◆ **Data rows**:
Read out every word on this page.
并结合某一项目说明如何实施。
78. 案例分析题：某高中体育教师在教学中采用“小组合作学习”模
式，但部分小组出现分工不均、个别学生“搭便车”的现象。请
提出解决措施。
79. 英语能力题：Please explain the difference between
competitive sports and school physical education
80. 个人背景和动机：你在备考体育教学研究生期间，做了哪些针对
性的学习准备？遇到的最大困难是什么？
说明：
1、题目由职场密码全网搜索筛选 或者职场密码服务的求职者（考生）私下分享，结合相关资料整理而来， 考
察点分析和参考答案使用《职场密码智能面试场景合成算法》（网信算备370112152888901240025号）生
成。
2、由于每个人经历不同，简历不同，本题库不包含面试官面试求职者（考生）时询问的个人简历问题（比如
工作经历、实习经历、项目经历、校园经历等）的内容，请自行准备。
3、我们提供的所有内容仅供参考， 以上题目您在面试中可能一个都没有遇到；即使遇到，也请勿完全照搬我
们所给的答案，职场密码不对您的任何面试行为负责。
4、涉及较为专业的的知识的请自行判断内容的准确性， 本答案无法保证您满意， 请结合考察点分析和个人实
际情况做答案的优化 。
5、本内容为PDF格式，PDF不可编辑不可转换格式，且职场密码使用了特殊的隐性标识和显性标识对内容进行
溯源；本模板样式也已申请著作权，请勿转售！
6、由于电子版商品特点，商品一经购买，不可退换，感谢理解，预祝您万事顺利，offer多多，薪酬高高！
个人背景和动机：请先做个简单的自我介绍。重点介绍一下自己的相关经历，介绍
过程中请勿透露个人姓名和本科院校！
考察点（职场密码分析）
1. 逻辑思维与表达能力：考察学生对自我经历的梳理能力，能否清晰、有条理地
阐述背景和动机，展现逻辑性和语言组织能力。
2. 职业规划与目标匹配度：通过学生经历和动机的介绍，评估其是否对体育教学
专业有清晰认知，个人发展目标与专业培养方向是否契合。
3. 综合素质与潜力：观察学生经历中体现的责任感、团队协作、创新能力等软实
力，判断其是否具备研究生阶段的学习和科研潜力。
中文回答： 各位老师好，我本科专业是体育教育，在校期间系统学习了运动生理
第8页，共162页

◆ **Problem to solve**:
Retype every entry above, word for word.

◆ **Correct response**:
Read out every word on this page.
并结合某一项目说明如何实施。
78. 案例分析题：某高中体育教师在教学中采用“小组合作学习”模
式，但部分小组出现分工不均、个别学生“搭便车”的现象。请
提出解决措施。
79. 英语能力题：Please explain the difference between
competitive sports and school physical education
80. 个人背景和动机：你在备考体育教学研究生期间，做了哪些针对
性的学习准备？遇到的最大困难是什么？
说明：
1、题目由职场密码全网搜索筛选 或者职场密码服务的求职者（考生）私下分享，结合相关资料整理而来， 考
察点分析和参考答案使用《职场密码智能面试场景合成算法》（网信算备370112152888901240025号）生
成。
2、由于每个人经历不同，简历不同，本题库不包含面试官面试求职者（考生）时询问的个人简历问题（比如
工作经历、实习经历、项目经历、校园经历等）的内容，请自行准备。
3、我们提供的所有内容仅供参考， 以上题目您在面试中可能一个都没有遇到；即使遇到，也请勿完全照搬我
们所给的答案，职场密码不对您的任何面试行为负责。
4、涉及较为专业的的知识的请自行判断内容的准确性， 本答案无法保证您满意， 请结合考察点分析和个人实
际情况做答案的优化 。
5、本内容为PDF格式，PDF不可编辑不可转换格式，且职场密码使用了特殊的隐性标识和显性标识对内容进行
溯源；本模板样式也已申请著作权，请勿转售！
6、由于电子版商品特点，商品一经购买，不可退换，感谢理解，预祝您万事顺利，offer多多，薪酬高高！
个人背景和动机：请先做个简单的自我介绍。重点介绍一下自己的相关经历，介绍
过程中请勿透露个人姓名和本科院校！
考察点（职场密码分析）
1. 逻辑思维与表达能力：考察学生对自我经历的梳理能力，能否清晰、有条理地
阐述背景和动机，展现逻辑性和语言组织能力。
2. 职业规划与目标匹配度：通过学生经历和动机的介绍，评估其是否对体育教学
专业有清晰认知，个人发展目标与专业培养方向是否契合。
3. 综合素质与潜力：观察学生经历中体现的责任感、团队协作、创新能力等软实
力，判断其是否具备研究生阶段的学习和科研潜力。
中文回答： 各位老师好，我本科专业是体育教育，在校期间系统学习了运动生理
第8页，共162页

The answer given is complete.